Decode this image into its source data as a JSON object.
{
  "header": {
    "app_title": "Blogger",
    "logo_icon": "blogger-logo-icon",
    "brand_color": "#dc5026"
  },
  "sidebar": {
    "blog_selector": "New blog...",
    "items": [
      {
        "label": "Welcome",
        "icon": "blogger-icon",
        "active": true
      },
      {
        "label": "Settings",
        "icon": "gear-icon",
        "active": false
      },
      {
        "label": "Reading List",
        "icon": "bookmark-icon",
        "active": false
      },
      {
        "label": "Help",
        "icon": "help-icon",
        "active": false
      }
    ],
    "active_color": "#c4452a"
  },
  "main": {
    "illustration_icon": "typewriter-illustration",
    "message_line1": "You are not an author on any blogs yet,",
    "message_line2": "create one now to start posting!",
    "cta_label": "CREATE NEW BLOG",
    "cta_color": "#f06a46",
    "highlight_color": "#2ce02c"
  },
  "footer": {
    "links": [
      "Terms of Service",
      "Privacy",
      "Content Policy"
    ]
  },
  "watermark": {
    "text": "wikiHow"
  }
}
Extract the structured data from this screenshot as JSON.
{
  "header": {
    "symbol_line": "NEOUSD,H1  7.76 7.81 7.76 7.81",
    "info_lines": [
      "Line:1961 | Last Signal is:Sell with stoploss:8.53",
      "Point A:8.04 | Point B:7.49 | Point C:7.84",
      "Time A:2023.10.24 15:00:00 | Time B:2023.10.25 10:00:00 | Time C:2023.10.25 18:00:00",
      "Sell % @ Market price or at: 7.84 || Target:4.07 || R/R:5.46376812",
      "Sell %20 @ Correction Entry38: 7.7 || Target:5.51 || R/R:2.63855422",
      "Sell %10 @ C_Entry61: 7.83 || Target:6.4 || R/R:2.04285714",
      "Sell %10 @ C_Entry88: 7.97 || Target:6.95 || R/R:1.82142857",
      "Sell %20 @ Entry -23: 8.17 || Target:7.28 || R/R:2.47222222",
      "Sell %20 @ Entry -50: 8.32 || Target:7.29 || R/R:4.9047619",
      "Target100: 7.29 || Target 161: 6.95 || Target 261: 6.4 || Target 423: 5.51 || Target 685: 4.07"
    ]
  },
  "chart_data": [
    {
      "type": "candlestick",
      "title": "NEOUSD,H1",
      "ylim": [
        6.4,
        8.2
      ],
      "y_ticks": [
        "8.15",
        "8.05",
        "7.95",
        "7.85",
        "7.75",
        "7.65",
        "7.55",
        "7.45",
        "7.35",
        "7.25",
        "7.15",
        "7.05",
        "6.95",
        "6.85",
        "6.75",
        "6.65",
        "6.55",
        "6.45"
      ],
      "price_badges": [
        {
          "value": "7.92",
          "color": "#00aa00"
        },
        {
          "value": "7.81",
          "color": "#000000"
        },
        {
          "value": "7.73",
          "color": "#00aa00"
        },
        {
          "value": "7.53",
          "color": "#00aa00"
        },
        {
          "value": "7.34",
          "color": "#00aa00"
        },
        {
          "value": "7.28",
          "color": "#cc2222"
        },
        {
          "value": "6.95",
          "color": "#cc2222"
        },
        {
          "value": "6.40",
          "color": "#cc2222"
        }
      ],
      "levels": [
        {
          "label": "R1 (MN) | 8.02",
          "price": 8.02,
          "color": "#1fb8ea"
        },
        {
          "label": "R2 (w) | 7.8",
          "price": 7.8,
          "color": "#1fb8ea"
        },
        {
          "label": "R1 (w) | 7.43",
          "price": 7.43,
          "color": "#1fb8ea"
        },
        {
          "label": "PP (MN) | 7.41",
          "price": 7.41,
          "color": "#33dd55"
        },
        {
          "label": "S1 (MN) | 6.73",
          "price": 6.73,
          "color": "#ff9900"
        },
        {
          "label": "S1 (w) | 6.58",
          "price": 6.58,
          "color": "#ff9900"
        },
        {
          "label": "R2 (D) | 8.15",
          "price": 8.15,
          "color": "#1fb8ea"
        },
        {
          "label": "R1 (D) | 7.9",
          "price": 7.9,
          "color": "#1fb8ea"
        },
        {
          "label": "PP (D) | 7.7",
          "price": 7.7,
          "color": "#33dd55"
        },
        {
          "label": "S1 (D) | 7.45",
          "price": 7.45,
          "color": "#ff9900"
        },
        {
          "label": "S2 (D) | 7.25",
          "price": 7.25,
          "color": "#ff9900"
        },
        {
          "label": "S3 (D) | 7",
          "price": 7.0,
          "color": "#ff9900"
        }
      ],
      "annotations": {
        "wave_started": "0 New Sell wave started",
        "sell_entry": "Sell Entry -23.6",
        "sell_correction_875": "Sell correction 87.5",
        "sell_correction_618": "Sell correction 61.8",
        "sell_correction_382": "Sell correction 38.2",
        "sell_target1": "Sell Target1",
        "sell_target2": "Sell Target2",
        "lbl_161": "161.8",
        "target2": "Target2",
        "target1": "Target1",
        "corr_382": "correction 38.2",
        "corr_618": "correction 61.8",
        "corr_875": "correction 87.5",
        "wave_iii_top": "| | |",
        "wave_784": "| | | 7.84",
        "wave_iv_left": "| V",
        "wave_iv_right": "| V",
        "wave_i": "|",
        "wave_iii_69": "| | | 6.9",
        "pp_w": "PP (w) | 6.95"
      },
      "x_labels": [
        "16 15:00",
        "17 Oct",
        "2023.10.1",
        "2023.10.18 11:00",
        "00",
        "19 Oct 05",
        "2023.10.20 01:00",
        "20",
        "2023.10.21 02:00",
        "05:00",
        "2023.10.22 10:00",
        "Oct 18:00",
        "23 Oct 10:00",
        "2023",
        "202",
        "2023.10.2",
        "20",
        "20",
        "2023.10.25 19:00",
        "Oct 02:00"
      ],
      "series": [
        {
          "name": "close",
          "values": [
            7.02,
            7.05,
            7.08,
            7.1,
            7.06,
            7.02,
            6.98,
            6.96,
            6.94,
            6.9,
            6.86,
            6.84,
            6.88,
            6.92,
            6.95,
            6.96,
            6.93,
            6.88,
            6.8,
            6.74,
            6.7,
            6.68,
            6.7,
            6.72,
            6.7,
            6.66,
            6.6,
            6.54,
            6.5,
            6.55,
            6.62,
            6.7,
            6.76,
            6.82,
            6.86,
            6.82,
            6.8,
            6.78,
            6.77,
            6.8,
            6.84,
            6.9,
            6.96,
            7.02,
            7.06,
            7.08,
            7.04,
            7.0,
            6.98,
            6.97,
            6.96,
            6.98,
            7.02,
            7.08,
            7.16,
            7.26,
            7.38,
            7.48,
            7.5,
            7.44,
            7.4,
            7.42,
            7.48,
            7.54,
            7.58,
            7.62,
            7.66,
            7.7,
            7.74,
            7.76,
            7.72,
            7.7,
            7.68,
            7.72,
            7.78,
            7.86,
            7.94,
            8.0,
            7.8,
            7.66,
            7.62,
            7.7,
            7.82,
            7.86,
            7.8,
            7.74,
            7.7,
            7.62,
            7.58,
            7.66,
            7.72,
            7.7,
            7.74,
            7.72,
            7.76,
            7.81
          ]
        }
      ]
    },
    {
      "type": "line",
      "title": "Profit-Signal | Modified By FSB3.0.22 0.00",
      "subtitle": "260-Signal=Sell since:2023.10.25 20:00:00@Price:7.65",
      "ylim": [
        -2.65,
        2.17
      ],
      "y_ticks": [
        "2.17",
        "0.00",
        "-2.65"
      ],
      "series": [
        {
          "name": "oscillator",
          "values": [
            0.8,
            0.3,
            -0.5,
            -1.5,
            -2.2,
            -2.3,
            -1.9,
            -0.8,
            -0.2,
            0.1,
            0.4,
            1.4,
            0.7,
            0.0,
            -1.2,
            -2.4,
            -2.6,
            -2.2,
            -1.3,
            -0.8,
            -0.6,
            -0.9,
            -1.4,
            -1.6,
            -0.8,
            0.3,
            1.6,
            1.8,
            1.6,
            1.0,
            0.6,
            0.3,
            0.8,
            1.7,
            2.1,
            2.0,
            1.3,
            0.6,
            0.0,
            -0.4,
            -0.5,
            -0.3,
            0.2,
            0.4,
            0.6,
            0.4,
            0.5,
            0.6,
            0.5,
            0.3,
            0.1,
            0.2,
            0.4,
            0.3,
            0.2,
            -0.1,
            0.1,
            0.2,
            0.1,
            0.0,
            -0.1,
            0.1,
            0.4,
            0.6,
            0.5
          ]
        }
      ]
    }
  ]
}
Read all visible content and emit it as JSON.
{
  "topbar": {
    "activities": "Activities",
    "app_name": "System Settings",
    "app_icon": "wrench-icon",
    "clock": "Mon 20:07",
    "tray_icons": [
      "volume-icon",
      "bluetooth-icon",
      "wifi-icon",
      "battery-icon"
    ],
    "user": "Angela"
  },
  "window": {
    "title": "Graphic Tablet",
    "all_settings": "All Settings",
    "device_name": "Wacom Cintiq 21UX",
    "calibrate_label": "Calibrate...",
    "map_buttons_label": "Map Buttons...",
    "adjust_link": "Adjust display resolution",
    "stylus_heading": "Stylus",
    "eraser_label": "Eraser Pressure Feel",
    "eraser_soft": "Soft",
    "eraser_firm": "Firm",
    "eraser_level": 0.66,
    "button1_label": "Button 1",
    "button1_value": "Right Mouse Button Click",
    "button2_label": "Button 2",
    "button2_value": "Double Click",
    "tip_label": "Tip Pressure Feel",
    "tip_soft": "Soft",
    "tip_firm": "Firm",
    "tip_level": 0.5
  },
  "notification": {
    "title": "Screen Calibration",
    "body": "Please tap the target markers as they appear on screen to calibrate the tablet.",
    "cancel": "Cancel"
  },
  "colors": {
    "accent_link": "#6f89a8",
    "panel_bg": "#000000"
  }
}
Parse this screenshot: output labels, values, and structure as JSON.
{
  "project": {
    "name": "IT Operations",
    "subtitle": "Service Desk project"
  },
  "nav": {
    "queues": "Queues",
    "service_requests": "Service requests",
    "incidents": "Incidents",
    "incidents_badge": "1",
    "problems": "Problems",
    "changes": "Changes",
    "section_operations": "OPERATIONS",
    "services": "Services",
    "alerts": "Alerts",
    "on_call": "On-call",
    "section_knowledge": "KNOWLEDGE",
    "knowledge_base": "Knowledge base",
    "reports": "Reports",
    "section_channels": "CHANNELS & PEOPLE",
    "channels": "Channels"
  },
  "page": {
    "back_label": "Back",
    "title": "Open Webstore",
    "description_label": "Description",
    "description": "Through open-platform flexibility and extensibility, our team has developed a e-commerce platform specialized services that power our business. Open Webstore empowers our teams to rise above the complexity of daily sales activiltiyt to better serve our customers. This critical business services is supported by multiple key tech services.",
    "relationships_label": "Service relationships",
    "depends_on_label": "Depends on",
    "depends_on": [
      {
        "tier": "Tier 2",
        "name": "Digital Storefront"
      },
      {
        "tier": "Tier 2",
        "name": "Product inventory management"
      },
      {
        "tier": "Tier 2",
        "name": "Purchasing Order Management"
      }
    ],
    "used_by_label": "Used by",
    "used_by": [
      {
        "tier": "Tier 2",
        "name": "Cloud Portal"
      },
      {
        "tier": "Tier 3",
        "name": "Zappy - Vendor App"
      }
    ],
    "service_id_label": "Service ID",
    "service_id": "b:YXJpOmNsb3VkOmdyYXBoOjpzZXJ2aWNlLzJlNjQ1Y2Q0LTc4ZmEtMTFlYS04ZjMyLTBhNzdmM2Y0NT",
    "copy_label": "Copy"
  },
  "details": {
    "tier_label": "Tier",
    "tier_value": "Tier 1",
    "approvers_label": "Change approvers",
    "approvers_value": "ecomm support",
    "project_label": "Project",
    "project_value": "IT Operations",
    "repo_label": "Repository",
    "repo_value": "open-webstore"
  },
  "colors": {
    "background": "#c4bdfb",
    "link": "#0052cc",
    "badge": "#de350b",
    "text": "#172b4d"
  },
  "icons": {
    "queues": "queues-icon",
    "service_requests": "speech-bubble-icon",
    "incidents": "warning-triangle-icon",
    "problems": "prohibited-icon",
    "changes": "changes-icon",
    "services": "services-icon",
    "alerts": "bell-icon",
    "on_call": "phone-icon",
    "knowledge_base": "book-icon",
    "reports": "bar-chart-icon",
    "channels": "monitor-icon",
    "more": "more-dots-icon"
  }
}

Prompt: Look above for every line with the word "services" and copy it.

Worked answer:
    "services": "Services",
    "description": "Through open-platform flexibility and extensibility, our team has developed a e-commerce platform specialized services that power our business. Open Webstore empowers our teams to rise above the complexity of daily sales activiltiyt to better serve our customers. This critical business services is supported by multiple key tech services.",
    "services": "services-icon",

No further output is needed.